### THE REQUEST
Find every line in the records below that holds the word "with", and copy it out.

========================

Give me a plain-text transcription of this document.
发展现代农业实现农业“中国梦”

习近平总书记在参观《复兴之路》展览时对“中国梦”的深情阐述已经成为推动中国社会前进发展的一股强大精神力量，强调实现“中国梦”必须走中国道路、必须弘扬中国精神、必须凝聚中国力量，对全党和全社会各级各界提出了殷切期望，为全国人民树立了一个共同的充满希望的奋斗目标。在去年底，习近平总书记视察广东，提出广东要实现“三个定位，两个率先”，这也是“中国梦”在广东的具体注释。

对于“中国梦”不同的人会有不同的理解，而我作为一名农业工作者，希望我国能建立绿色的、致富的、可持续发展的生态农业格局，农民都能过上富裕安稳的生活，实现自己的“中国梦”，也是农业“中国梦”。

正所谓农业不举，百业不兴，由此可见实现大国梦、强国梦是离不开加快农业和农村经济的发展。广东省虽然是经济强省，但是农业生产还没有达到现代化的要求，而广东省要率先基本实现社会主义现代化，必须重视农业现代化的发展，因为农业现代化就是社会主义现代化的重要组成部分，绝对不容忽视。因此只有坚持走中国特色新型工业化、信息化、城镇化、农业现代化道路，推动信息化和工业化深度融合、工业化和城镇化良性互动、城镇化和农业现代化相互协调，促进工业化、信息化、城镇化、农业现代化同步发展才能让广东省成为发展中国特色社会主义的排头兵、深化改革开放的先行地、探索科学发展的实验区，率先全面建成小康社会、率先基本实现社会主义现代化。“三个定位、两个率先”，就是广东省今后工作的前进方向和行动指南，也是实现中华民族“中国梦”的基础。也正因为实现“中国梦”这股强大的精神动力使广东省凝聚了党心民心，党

========================

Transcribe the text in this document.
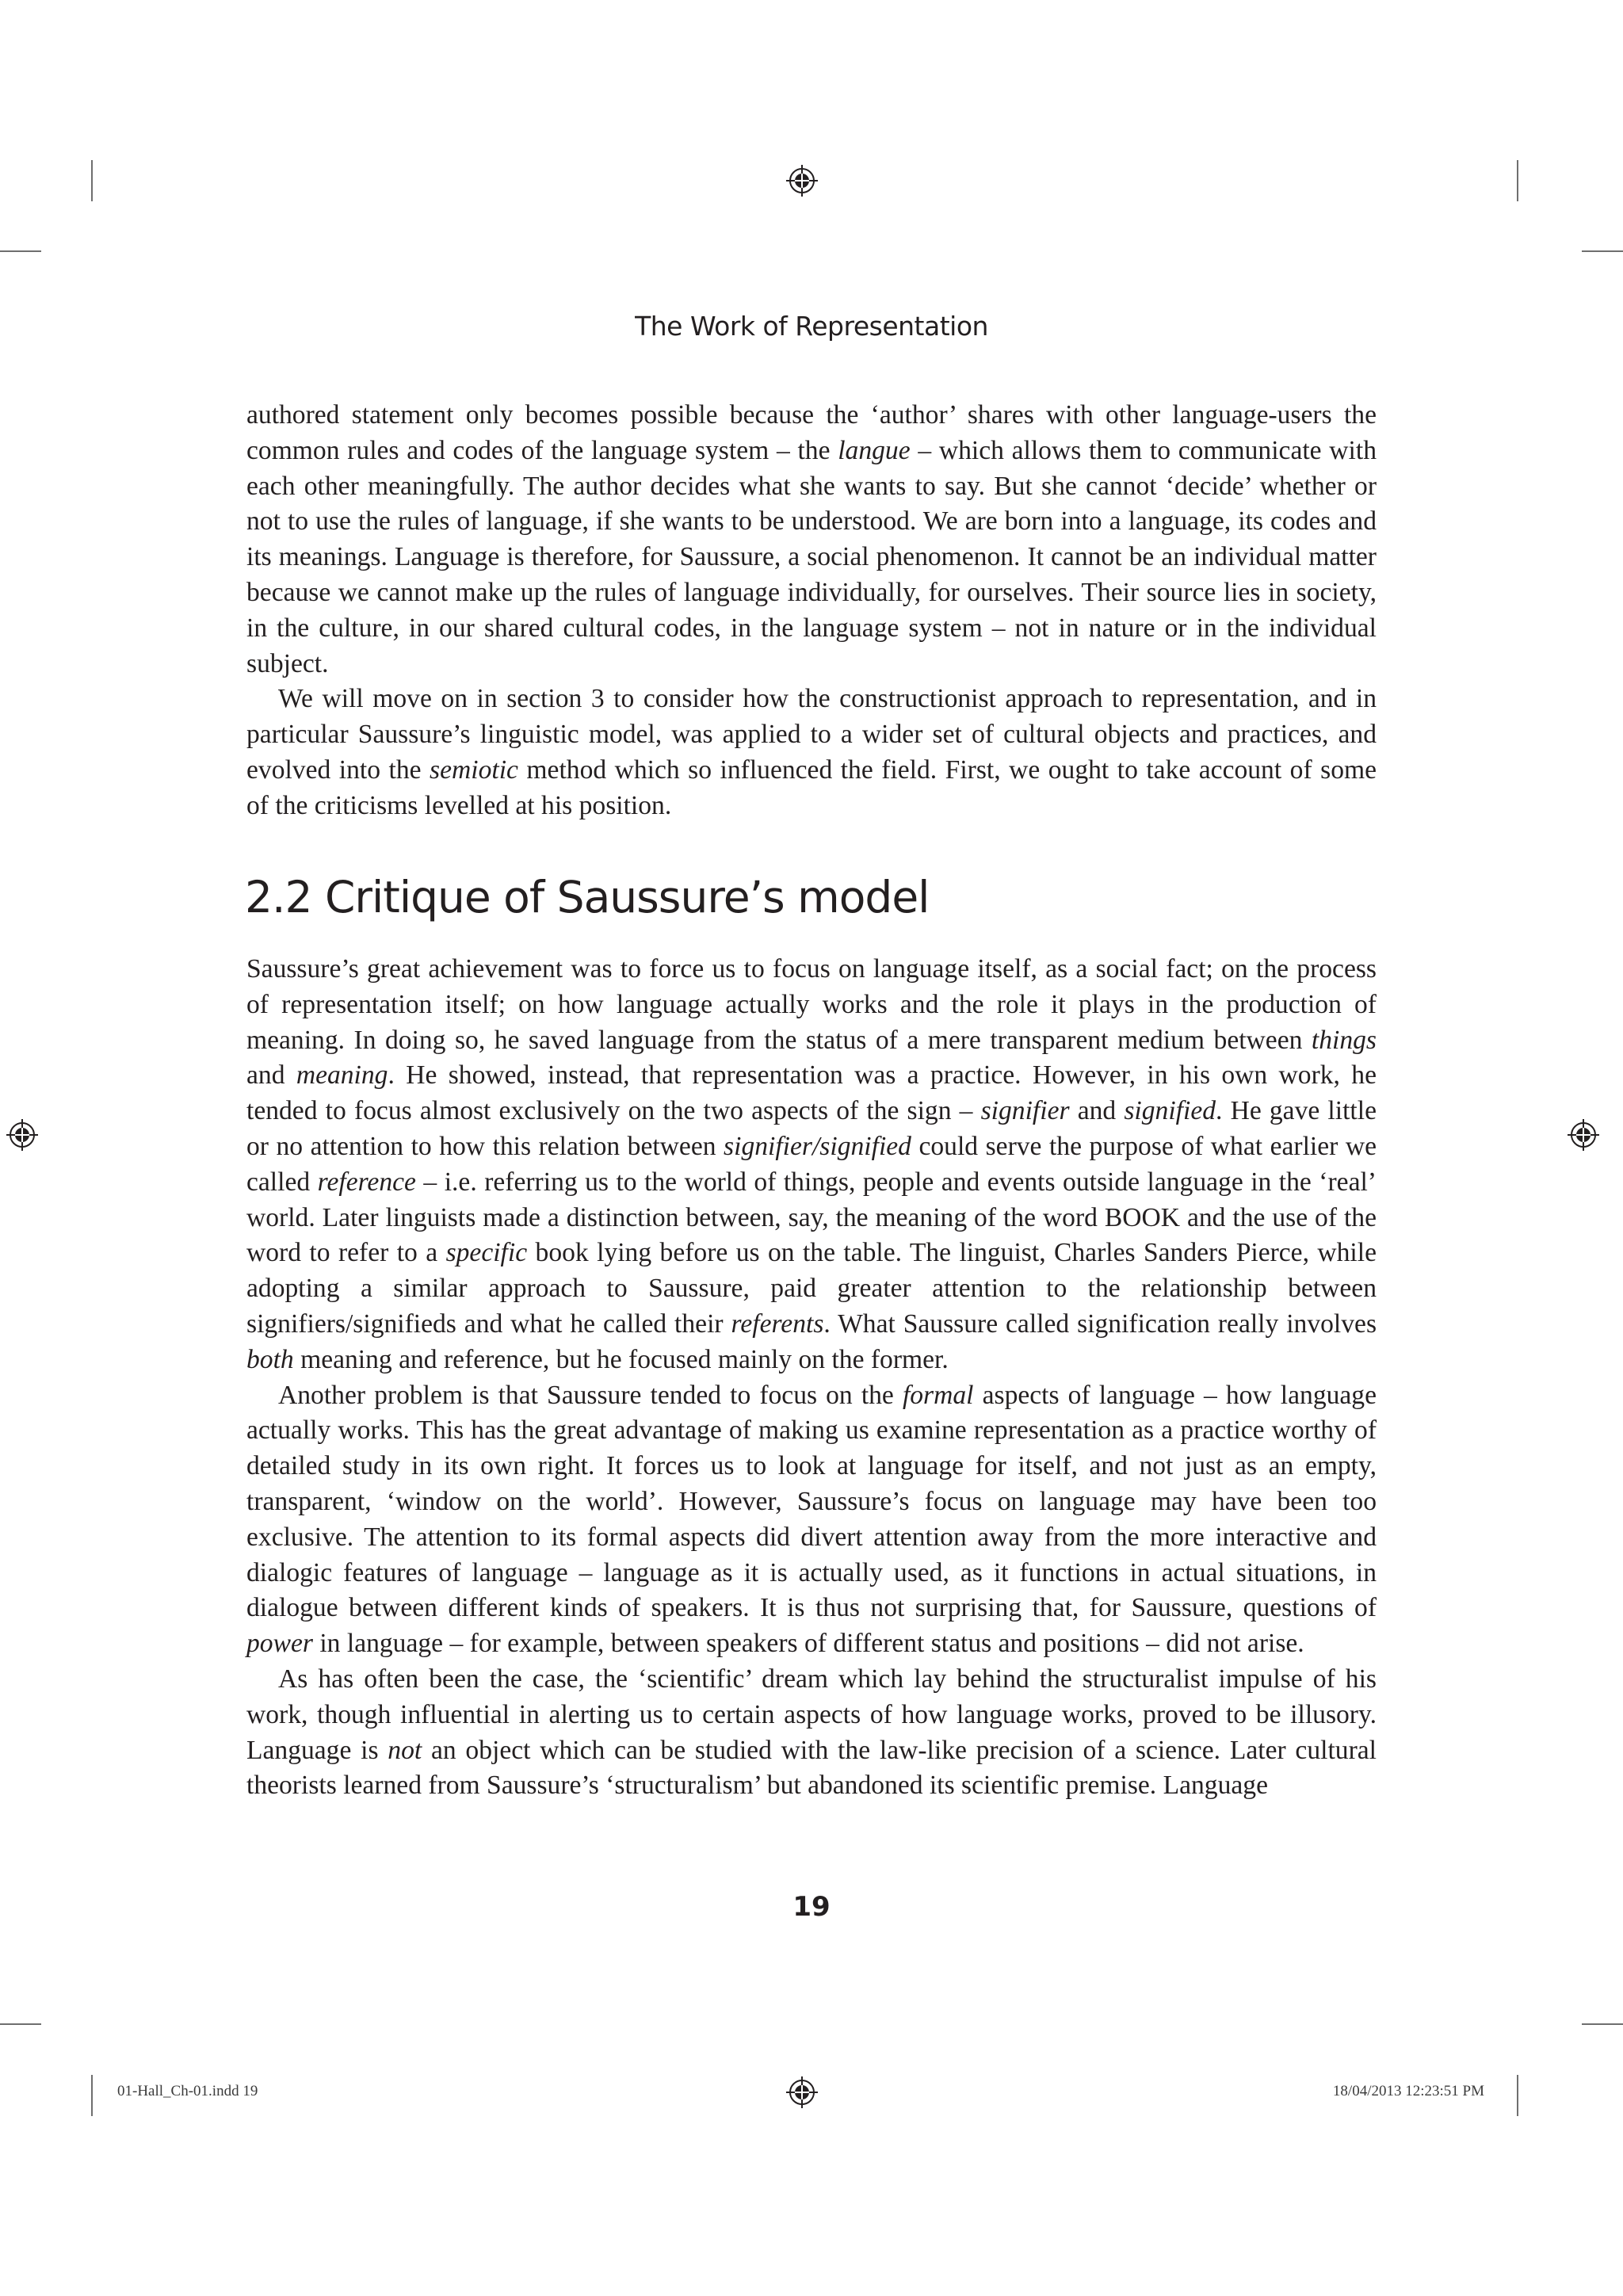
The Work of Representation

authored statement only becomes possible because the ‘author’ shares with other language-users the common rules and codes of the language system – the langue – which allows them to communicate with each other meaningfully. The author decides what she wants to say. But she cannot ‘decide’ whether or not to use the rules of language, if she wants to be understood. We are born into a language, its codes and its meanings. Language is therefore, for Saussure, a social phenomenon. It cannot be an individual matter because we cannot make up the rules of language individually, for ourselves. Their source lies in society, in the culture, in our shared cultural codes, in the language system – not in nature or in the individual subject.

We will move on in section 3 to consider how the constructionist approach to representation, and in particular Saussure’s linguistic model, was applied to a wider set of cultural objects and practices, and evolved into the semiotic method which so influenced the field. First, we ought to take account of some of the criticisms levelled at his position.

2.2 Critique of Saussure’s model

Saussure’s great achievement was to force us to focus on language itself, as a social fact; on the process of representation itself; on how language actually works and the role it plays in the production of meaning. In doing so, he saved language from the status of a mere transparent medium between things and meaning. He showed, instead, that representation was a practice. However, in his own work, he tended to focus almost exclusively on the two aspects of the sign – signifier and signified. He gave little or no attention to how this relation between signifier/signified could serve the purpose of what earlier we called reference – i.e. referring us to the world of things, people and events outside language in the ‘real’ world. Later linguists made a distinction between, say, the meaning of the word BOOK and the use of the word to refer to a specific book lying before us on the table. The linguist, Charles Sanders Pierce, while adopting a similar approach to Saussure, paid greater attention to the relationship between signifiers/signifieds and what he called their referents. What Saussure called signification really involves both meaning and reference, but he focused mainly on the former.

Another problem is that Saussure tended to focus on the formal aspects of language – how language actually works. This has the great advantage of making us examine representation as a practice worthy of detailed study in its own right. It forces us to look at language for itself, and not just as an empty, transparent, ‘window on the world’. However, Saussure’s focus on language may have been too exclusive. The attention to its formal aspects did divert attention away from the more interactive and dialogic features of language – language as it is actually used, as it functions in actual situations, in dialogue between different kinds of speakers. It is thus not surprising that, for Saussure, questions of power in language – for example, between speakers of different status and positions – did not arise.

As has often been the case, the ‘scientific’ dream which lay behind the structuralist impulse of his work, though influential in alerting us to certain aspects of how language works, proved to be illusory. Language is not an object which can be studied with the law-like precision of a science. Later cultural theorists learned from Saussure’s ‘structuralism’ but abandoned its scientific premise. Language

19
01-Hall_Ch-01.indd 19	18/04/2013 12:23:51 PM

========================

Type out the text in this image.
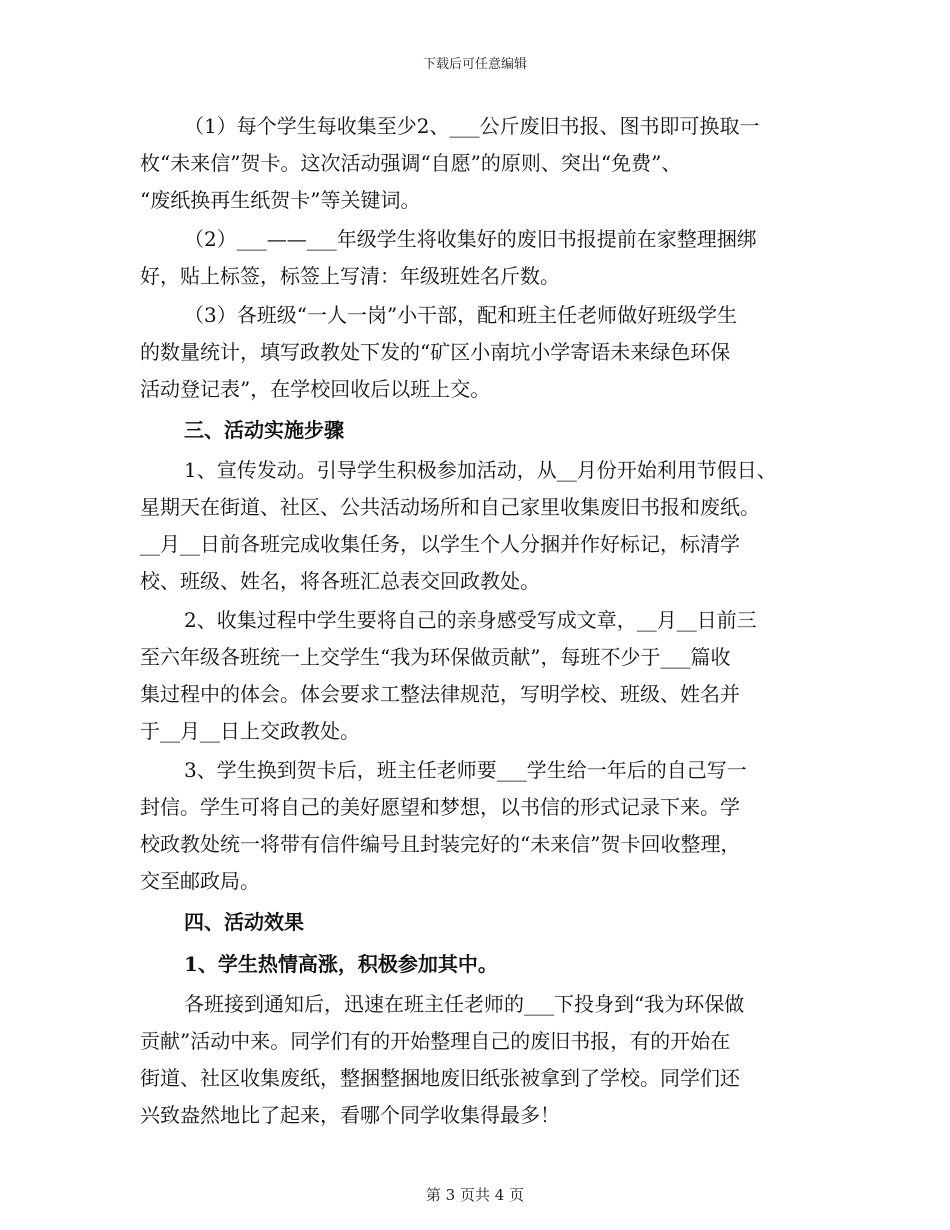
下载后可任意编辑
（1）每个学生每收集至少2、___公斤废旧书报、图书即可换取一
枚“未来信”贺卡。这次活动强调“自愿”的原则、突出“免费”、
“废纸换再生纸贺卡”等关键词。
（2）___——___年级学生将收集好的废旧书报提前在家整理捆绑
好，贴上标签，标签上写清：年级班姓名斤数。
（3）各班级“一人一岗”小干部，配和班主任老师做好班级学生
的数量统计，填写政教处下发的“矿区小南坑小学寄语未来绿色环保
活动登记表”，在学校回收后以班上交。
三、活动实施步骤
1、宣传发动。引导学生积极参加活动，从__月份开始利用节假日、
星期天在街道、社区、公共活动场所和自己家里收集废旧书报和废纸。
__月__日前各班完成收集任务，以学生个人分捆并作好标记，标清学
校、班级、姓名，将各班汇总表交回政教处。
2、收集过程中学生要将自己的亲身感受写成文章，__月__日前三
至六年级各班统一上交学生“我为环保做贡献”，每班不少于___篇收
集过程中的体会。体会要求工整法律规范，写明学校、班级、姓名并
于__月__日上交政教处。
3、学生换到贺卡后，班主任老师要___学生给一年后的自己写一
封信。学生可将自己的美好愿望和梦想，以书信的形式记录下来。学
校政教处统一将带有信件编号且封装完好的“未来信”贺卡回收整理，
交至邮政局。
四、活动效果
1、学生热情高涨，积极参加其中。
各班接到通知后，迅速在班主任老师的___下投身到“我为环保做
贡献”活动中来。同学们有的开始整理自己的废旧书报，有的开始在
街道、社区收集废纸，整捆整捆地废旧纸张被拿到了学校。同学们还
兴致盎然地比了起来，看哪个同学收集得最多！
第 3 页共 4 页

========================

### SOLVED EXERCISE
authored statement only becomes possible because the ‘author’ shares with other language-users the common rules and codes of the language system – the langue – which allows them to communicate with each other meaningfully. The author decides what she wants to say. But she cannot ‘decide’ whether or not to use the rules of language, if she wants to be understood. We are born into a language, its codes and its meanings. Language is therefore, for Saussure, a social phenomenon. It cannot be an individual matter because we cannot make up the rules of language individually, for ourselves. Their source lies in society, in the culture, in our shared cultural codes, in the language system – not in nature or in the individual subject.
As has often been the case, the ‘scientific’ dream which lay behind the structuralist impulse of his work, though influential in alerting us to certain aspects of how language works, proved to be illusory. Language is not an object which can be studied with the law-like precision of a science. Later cultural theorists learned from Saussure’s ‘structuralism’ but abandoned its scientific premise. Language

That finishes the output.